Copy out all lines carrying the word "deutscher".

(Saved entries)
— Start —

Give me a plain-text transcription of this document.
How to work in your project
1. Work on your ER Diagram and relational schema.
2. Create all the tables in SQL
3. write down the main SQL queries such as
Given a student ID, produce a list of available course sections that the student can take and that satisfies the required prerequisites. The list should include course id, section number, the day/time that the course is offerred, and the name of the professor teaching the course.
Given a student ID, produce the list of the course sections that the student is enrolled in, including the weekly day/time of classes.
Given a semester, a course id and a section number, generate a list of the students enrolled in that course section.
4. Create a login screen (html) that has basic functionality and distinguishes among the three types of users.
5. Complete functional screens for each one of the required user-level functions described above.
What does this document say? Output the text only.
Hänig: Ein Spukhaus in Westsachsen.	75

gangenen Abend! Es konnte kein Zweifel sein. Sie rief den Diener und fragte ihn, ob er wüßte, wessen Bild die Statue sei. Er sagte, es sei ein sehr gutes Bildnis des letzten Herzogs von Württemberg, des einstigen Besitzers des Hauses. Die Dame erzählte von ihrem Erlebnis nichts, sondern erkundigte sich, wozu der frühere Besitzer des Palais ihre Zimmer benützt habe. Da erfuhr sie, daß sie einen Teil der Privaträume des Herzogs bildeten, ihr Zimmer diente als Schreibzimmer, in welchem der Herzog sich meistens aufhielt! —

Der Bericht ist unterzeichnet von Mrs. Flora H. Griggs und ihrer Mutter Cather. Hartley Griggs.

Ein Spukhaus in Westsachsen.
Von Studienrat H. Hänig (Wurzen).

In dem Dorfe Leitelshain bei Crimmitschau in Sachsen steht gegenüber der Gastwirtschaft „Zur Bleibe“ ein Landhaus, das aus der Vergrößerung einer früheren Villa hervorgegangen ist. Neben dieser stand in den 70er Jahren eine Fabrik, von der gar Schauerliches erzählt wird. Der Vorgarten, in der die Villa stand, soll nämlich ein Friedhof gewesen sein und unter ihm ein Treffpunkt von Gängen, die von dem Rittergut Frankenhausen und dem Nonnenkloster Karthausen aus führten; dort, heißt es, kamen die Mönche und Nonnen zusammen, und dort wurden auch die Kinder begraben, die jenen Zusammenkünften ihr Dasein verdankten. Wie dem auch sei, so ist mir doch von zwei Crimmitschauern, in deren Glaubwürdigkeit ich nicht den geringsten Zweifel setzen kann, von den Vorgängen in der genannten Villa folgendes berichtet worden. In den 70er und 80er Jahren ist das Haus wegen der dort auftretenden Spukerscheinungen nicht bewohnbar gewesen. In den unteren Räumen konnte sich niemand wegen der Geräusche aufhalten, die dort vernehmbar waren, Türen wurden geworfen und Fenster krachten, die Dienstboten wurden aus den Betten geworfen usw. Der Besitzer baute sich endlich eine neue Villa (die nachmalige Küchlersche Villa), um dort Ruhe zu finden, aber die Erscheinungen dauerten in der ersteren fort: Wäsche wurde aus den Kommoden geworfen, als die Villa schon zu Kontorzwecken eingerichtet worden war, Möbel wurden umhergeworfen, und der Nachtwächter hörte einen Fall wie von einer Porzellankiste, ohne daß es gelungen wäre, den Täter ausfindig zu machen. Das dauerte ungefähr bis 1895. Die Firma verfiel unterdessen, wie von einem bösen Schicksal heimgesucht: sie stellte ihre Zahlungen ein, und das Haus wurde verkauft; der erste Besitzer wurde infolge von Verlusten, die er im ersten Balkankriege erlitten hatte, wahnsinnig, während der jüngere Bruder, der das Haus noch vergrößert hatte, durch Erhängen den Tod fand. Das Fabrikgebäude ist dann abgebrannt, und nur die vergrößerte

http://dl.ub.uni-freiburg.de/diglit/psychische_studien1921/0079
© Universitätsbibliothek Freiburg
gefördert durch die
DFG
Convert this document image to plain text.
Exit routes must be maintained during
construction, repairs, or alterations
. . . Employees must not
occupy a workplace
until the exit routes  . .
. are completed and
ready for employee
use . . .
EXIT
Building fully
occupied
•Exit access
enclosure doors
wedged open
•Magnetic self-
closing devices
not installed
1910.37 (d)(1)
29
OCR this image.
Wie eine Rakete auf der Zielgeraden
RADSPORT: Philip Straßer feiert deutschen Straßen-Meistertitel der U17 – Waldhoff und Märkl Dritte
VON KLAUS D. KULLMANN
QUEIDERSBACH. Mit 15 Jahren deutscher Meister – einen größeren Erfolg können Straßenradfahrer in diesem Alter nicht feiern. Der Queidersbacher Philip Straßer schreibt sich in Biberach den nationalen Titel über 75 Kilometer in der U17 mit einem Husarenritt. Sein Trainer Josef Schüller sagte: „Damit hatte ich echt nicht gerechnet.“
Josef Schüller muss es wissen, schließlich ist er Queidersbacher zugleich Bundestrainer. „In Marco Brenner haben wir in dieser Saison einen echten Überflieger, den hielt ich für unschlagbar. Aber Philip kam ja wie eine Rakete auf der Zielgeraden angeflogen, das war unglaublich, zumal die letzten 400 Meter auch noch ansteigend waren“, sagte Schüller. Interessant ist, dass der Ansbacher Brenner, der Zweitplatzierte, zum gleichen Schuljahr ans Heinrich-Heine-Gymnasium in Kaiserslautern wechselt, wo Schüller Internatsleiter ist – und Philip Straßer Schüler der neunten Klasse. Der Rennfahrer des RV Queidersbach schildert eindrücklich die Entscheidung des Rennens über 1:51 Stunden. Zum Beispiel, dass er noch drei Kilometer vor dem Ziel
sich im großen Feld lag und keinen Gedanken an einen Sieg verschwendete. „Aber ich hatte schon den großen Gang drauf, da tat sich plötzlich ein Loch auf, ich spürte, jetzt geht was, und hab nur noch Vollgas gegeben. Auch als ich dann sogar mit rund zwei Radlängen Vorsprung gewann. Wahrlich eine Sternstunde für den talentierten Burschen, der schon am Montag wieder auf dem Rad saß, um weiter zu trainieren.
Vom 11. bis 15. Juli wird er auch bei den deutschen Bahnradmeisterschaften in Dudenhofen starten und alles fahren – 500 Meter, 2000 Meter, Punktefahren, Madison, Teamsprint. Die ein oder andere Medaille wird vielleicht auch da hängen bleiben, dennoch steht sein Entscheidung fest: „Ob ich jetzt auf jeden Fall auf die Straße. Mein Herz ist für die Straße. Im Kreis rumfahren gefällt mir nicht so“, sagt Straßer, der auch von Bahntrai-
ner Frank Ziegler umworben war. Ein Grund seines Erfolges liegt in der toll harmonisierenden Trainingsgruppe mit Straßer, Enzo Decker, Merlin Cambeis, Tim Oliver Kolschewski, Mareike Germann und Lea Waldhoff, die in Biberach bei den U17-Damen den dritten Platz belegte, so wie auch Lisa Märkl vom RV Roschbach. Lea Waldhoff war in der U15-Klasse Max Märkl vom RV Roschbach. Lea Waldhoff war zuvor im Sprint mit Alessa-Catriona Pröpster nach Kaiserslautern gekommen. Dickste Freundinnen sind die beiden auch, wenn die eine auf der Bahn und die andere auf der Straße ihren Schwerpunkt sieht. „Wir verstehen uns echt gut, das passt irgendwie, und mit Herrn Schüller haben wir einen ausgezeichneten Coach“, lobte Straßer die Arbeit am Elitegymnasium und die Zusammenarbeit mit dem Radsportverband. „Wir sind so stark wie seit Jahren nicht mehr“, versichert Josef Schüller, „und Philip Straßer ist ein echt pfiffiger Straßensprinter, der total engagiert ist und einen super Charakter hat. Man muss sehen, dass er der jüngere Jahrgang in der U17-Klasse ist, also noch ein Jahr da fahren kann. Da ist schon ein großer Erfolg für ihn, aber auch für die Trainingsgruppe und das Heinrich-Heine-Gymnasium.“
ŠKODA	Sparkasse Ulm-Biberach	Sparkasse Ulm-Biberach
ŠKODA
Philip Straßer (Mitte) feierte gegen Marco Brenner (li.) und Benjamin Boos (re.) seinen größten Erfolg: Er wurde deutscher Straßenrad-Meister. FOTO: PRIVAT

— End —

- [Solution]
QUEIDERSBACH. Mit 15 Jahren deutscher Meister – einen größeren Erfolg können Straßenradfahrer in diesem Alter nicht feiern. Der Queidersbacher Philip Straßer schreibt sich in Biberach den nationalen Titel über 75 Kilometer in der U17 mit einem Husarenritt. Sein Trainer Josef Schüller sagte: „Damit hatte ich echt nicht gerechnet.“
Philip Straßer (Mitte) feierte gegen Marco Brenner (li.) und Benjamin Boos (re.) seinen größten Erfolg: Er wurde deutscher Straßenrad-Meister. FOTO: PRIVAT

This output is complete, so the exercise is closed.